Output every entry exactly as given.

Records supplied.
___

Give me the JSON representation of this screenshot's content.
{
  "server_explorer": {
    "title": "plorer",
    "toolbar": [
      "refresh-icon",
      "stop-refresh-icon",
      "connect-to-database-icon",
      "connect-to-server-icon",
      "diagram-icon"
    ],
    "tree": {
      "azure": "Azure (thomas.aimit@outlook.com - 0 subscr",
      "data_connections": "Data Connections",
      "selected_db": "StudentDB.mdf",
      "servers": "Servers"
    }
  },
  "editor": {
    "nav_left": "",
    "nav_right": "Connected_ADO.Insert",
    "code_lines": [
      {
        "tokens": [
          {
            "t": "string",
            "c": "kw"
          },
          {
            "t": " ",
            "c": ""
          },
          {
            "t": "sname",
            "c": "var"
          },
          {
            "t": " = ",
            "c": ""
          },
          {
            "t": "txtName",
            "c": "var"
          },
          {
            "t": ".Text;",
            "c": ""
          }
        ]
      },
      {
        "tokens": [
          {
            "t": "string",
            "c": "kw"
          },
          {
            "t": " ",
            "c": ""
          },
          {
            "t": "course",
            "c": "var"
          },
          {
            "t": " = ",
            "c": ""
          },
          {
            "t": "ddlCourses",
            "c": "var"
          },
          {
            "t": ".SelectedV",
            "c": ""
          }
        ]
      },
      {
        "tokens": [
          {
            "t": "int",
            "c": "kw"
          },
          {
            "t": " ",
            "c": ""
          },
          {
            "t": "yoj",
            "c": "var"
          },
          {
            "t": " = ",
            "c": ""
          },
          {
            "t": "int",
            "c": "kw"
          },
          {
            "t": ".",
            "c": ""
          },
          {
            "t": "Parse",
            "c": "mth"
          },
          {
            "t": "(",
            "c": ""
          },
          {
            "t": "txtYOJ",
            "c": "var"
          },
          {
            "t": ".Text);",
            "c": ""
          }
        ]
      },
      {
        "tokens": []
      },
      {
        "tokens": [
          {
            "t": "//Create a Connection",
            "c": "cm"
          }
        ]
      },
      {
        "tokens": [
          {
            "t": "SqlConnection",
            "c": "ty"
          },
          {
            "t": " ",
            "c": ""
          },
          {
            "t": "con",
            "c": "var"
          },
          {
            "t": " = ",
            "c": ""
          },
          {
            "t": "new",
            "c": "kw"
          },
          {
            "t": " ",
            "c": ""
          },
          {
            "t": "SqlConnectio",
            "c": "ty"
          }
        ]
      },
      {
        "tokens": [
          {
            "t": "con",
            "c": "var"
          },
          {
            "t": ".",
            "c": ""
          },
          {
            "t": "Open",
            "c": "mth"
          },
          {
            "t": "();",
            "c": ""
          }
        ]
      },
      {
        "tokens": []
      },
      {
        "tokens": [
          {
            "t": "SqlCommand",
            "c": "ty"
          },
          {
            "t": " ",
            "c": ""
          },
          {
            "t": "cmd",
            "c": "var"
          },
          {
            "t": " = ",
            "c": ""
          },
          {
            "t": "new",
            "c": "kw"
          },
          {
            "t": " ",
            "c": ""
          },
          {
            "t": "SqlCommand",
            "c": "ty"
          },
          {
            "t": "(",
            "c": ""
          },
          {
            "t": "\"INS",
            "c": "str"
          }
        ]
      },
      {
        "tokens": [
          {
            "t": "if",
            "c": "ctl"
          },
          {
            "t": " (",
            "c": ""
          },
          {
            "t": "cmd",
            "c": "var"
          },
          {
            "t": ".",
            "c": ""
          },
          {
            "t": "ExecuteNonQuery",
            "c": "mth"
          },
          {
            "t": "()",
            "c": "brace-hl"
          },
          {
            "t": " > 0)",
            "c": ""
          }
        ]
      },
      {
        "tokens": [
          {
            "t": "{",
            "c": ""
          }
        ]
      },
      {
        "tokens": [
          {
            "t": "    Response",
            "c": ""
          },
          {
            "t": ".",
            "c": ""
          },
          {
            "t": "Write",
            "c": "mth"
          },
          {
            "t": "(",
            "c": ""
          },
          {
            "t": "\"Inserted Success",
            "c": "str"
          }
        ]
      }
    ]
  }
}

___

The response.
Give me the JSON representation of this screenshot's content.
{
  "server_explorer": {
    "title": "plorer",
    "toolbar": [
      "refresh-icon",
      "stop-refresh-icon",
      "connect-to-database-icon",
      "connect-to-server-icon",
      "diagram-icon"
    ],
    "tree": {
      "azure": "Azure (thomas.aimit@outlook.com - 0 subscr",
      "data_connections": "Data Connections",
      "selected_db": "StudentDB.mdf",
      "servers": "Servers"
    }
  },
  "editor": {
    "nav_left": "",
    "nav_right": "Connected_ADO.Insert",
    "code_lines": [
      {
        "tokens": [
          {
            "t": "string",
            "c": "kw"
          },
          {
            "t": " ",
            "c": ""
          },
          {
            "t": "sname",
            "c": "var"
          },
          {
            "t": " = ",
            "c": ""
          },
          {
            "t": "txtName",
            "c": "var"
          },
          {
            "t": ".Text;",
            "c": ""
          }
        ]
      },
      {
        "tokens": [
          {
            "t": "string",
            "c": "kw"
          },
          {
            "t": " ",
            "c": ""
          },
          {
            "t": "course",
            "c": "var"
          },
          {
            "t": " = ",
            "c": ""
          },
          {
            "t": "ddlCourses",
            "c": "var"
          },
          {
            "t": ".SelectedV",
            "c": ""
          }
        ]
      },
      {
        "tokens": [
          {
            "t": "int",
            "c": "kw"
          },
          {
            "t": " ",
            "c": ""
          },
          {
            "t": "yoj",
            "c": "var"
          },
          {
            "t": " = ",
            "c": ""
          },
          {
            "t": "int",
            "c": "kw"
          },
          {
            "t": ".",
            "c": ""
          },
          {
            "t": "Parse",
            "c": "mth"
          },
          {
            "t": "(",
            "c": ""
          },
          {
            "t": "txtYOJ",
            "c": "var"
          },
          {
            "t": ".Text);",
            "c": ""
          }
        ]
      },
      {
        "tokens": []
      },
      {
        "tokens": [
          {
            "t": "//Create a Connection",
            "c": "cm"
          }
        ]
      },
      {
        "tokens": [
          {
            "t": "SqlConnection",
            "c": "ty"
          },
          {
            "t": " ",
            "c": ""
          },
          {
            "t": "con",
            "c": "var"
          },
          {
            "t": " = ",
            "c": ""
          },
          {
            "t": "new",
            "c": "kw"
          },
          {
            "t": " ",
            "c": ""
          },
          {
            "t": "SqlConnectio",
            "c": "ty"
          }
        ]
      },
      {
        "tokens": [
          {
            "t": "con",
            "c": "var"
          },
          {
            "t": ".",
            "c": ""
          },
          {
            "t": "Open",
            "c": "mth"
          },
          {
            "t": "();",
            "c": ""
          }
        ]
      },
      {
        "tokens": []
      },
      {
        "tokens": [
          {
            "t": "SqlCommand",
            "c": "ty"
          },
          {
            "t": " ",
            "c": ""
          },
          {
            "t": "cmd",
            "c": "var"
          },
          {
            "t": " = ",
            "c": ""
          },
          {
            "t": "new",
            "c": "kw"
          },
          {
            "t": " ",
            "c": ""
          },
          {
            "t": "SqlCommand",
            "c": "ty"
          },
          {
            "t": "(",
            "c": ""
          },
          {
            "t": "\"INS",
            "c": "str"
          }
        ]
      },
      {
        "tokens": [
          {
            "t": "if",
            "c": "ctl"
          },
          {
            "t": " (",
            "c": ""
          },
          {
            "t": "cmd",
            "c": "var"
          },
          {
            "t": ".",
            "c": ""
          },
          {
            "t": "ExecuteNonQuery",
            "c": "mth"
          },
          {
            "t": "()",
            "c": "brace-hl"
          },
          {
            "t": " > 0)",
            "c": ""
          }
        ]
      },
      {
        "tokens": [
          {
            "t": "{",
            "c": ""
          }
        ]
      },
      {
        "tokens": [
          {
            "t": "    Response",
            "c": ""
          },
          {
            "t": ".",
            "c": ""
          },
          {
            "t": "Write",
            "c": "mth"
          },
          {
            "t": "(",
            "c": ""
          },
          {
            "t": "\"Inserted Success",
            "c": "str"
          }
        ]
      }
    ]
  }
}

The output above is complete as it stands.